▸ **Problem description**
Repeat the listing below in full, exactly as it stands.
═══ Dataset
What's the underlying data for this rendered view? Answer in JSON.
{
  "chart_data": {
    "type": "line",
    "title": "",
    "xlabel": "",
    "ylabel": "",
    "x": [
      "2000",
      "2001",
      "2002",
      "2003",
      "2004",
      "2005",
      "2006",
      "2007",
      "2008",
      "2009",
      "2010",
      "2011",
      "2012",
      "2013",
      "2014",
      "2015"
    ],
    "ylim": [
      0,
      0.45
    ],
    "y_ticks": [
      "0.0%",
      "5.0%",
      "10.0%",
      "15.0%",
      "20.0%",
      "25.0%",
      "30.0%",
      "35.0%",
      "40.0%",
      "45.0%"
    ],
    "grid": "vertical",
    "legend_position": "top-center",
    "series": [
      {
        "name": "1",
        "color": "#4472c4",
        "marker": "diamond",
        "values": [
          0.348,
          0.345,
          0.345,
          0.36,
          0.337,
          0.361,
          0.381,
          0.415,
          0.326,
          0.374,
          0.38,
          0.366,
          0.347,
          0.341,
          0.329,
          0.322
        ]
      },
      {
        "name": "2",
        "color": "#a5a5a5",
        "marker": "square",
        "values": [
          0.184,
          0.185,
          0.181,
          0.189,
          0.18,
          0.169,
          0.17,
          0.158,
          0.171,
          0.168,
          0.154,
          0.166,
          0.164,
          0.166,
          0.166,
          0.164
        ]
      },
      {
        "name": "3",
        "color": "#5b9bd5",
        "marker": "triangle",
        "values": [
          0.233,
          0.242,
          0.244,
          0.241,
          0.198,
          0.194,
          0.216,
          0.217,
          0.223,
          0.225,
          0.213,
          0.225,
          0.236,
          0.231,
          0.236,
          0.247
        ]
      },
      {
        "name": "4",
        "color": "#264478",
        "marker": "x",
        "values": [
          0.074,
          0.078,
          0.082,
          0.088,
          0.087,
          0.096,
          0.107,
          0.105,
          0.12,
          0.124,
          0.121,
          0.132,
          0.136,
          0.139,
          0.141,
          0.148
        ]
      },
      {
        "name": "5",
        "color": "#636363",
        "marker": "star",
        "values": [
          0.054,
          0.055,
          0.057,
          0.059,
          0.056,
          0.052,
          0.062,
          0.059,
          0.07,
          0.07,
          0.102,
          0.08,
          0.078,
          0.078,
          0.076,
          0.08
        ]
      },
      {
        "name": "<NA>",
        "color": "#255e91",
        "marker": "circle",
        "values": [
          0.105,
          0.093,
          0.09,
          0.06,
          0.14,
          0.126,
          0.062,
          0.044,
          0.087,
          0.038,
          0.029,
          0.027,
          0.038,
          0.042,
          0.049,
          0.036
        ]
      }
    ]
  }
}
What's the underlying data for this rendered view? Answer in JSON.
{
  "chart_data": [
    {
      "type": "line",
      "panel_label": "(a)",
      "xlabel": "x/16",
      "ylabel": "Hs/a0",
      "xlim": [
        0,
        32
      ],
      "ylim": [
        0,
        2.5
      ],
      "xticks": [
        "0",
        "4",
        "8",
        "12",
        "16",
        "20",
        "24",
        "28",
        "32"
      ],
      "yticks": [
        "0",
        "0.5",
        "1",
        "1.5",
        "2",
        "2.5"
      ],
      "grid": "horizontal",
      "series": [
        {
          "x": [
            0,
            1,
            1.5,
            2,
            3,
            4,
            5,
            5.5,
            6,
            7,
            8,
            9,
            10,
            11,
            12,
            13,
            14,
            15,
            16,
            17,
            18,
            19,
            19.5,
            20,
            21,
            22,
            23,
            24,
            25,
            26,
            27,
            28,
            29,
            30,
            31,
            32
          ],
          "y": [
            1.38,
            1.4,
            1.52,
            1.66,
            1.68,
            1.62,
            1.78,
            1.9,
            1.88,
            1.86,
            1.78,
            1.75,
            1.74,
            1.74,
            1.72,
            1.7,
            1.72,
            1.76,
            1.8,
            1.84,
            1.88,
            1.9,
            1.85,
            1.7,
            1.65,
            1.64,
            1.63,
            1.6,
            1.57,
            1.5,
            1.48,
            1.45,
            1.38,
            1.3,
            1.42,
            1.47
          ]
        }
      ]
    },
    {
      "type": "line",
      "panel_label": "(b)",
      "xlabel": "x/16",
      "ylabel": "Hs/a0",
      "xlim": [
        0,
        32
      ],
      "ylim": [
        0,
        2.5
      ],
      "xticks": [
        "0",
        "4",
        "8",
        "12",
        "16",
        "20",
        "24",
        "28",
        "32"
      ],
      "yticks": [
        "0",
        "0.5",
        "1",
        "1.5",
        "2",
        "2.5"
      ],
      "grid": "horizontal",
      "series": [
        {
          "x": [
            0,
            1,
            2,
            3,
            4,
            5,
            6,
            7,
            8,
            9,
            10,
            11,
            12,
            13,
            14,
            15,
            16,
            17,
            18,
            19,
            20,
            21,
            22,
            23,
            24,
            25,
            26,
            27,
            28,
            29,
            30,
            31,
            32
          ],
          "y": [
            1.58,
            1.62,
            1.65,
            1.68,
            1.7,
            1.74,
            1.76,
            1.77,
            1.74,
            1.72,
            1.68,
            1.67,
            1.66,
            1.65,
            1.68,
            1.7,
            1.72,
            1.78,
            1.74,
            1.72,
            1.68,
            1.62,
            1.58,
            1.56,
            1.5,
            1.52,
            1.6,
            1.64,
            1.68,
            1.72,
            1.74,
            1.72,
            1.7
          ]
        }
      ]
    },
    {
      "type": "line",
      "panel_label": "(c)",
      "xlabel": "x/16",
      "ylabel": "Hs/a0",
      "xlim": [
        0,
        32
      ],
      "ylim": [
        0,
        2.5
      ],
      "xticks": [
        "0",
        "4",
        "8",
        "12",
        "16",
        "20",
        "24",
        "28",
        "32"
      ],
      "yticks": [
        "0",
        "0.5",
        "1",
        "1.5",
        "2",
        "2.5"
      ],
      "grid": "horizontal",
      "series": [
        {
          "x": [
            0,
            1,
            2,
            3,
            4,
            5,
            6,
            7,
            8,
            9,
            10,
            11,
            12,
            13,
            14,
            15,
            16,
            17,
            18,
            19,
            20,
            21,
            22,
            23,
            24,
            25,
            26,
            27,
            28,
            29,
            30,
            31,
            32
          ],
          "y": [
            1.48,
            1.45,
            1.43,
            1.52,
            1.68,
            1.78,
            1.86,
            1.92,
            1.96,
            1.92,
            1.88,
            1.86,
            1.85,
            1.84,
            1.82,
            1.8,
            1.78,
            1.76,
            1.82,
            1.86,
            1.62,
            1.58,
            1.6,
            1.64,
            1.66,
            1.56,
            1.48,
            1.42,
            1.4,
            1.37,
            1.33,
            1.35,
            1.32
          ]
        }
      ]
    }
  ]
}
══════
▸ **Solution for this task**
What's the underlying data for this rendered view? Answer in JSON.
{
  "chart_data": {
    "type": "line",
    "title": "",
    "xlabel": "",
    "ylabel": "",
    "x": [
      "2000",
      "2001",
      "2002",
      "2003",
      "2004",
      "2005",
      "2006",
      "2007",
      "2008",
      "2009",
      "2010",
      "2011",
      "2012",
      "2013",
      "2014",
      "2015"
    ],
    "ylim": [
      0,
      0.45
    ],
    "y_ticks": [
      "0.0%",
      "5.0%",
      "10.0%",
      "15.0%",
      "20.0%",
      "25.0%",
      "30.0%",
      "35.0%",
      "40.0%",
      "45.0%"
    ],
    "grid": "vertical",
    "legend_position": "top-center",
    "series": [
      {
        "name": "1",
        "color": "#4472c4",
        "marker": "diamond",
        "values": [
          0.348,
          0.345,
          0.345,
          0.36,
          0.337,
          0.361,
          0.381,
          0.415,
          0.326,
          0.374,
          0.38,
          0.366,
          0.347,
          0.341,
          0.329,
          0.322
        ]
      },
      {
        "name": "2",
        "color": "#a5a5a5",
        "marker": "square",
        "values": [
          0.184,
          0.185,
          0.181,
          0.189,
          0.18,
          0.169,
          0.17,
          0.158,
          0.171,
          0.168,
          0.154,
          0.166,
          0.164,
          0.166,
          0.166,
          0.164
        ]
      },
      {
        "name": "3",
        "color": "#5b9bd5",
        "marker": "triangle",
        "values": [
          0.233,
          0.242,
          0.244,
          0.241,
          0.198,
          0.194,
          0.216,
          0.217,
          0.223,
          0.225,
          0.213,
          0.225,
          0.236,
          0.231,
          0.236,
          0.247
        ]
      },
      {
        "name": "4",
        "color": "#264478",
        "marker": "x",
        "values": [
          0.074,
          0.078,
          0.082,
          0.088,
          0.087,
          0.096,
          0.107,
          0.105,
          0.12,
          0.124,
          0.121,
          0.132,
          0.136,
          0.139,
          0.141,
          0.148
        ]
      },
      {
        "name": "5",
        "color": "#636363",
        "marker": "star",
        "values": [
          0.054,
          0.055,
          0.057,
          0.059,
          0.056,
          0.052,
          0.062,
          0.059,
          0.07,
          0.07,
          0.102,
          0.08,
          0.078,
          0.078,
          0.076,
          0.08
        ]
      },
      {
        "name": "<NA>",
        "color": "#255e91",
        "marker": "circle",
        "values": [
          0.105,
          0.093,
          0.09,
          0.06,
          0.14,
          0.126,
          0.062,
          0.044,
          0.087,
          0.038,
          0.029,
          0.027,
          0.038,
          0.042,
          0.049,
          0.036
        ]
      }
    ]
  }
}
What's the underlying data for this rendered view? Answer in JSON.
{
  "chart_data": [
    {
      "type": "line",
      "panel_label": "(a)",
      "xlabel": "x/16",
      "ylabel": "Hs/a0",
      "xlim": [
        0,
        32
      ],
      "ylim": [
        0,
        2.5
      ],
      "xticks": [
        "0",
        "4",
        "8",
        "12",
        "16",
        "20",
        "24",
        "28",
        "32"
      ],
      "yticks": [
        "0",
        "0.5",
        "1",
        "1.5",
        "2",
        "2.5"
      ],
      "grid": "horizontal",
      "series": [
        {
          "x": [
            0,
            1,
            1.5,
            2,
            3,
            4,
            5,
            5.5,
            6,
            7,
            8,
            9,
            10,
            11,
            12,
            13,
            14,
            15,
            16,
            17,
            18,
            19,
            19.5,
            20,
            21,
            22,
            23,
            24,
            25,
            26,
            27,
            28,
            29,
            30,
            31,
            32
          ],
          "y": [
            1.38,
            1.4,
            1.52,
            1.66,
            1.68,
            1.62,
            1.78,
            1.9,
            1.88,
            1.86,
            1.78,
            1.75,
            1.74,
            1.74,
            1.72,
            1.7,
            1.72,
            1.76,
            1.8,
            1.84,
            1.88,
            1.9,
            1.85,
            1.7,
            1.65,
            1.64,
            1.63,
            1.6,
            1.57,
            1.5,
            1.48,
            1.45,
            1.38,
            1.3,
            1.42,
            1.47
          ]
        }
      ]
    },
    {
      "type": "line",
      "panel_label": "(b)",
      "xlabel": "x/16",
      "ylabel": "Hs/a0",
      "xlim": [
        0,
        32
      ],
      "ylim": [
        0,
        2.5
      ],
      "xticks": [
        "0",
        "4",
        "8",
        "12",
        "16",
        "20",
        "24",
        "28",
        "32"
      ],
      "yticks": [
        "0",
        "0.5",
        "1",
        "1.5",
        "2",
        "2.5"
      ],
      "grid": "horizontal",
      "series": [
        {
          "x": [
            0,
            1,
            2,
            3,
            4,
            5,
            6,
            7,
            8,
            9,
            10,
            11,
            12,
            13,
            14,
            15,
            16,
            17,
            18,
            19,
            20,
            21,
            22,
            23,
            24,
            25,
            26,
            27,
            28,
            29,
            30,
            31,
            32
          ],
          "y": [
            1.58,
            1.62,
            1.65,
            1.68,
            1.7,
            1.74,
            1.76,
            1.77,
            1.74,
            1.72,
            1.68,
            1.67,
            1.66,
            1.65,
            1.68,
            1.7,
            1.72,
            1.78,
            1.74,
            1.72,
            1.68,
            1.62,
            1.58,
            1.56,
            1.5,
            1.52,
            1.6,
            1.64,
            1.68,
            1.72,
            1.74,
            1.72,
            1.7
          ]
        }
      ]
    },
    {
      "type": "line",
      "panel_label": "(c)",
      "xlabel": "x/16",
      "ylabel": "Hs/a0",
      "xlim": [
        0,
        32
      ],
      "ylim": [
        0,
        2.5
      ],
      "xticks": [
        "0",
        "4",
        "8",
        "12",
        "16",
        "20",
        "24",
        "28",
        "32"
      ],
      "yticks": [
        "0",
        "0.5",
        "1",
        "1.5",
        "2",
        "2.5"
      ],
      "grid": "horizontal",
      "series": [
        {
          "x": [
            0,
            1,
            2,
            3,
            4,
            5,
            6,
            7,
            8,
            9,
            10,
            11,
            12,
            13,
            14,
            15,
            16,
            17,
            18,
            19,
            20,
            21,
            22,
            23,
            24,
            25,
            26,
            27,
            28,
            29,
            30,
            31,
            32
          ],
          "y": [
            1.48,
            1.45,
            1.43,
            1.52,
            1.68,
            1.78,
            1.86,
            1.92,
            1.96,
            1.92,
            1.88,
            1.86,
            1.85,
            1.84,
            1.82,
            1.8,
            1.78,
            1.76,
            1.82,
            1.86,
            1.62,
            1.58,
            1.6,
            1.64,
            1.66,
            1.56,
            1.48,
            1.42,
            1.4,
            1.37,
            1.33,
            1.35,
            1.32
          ]
        }
      ]
    }
  ]
}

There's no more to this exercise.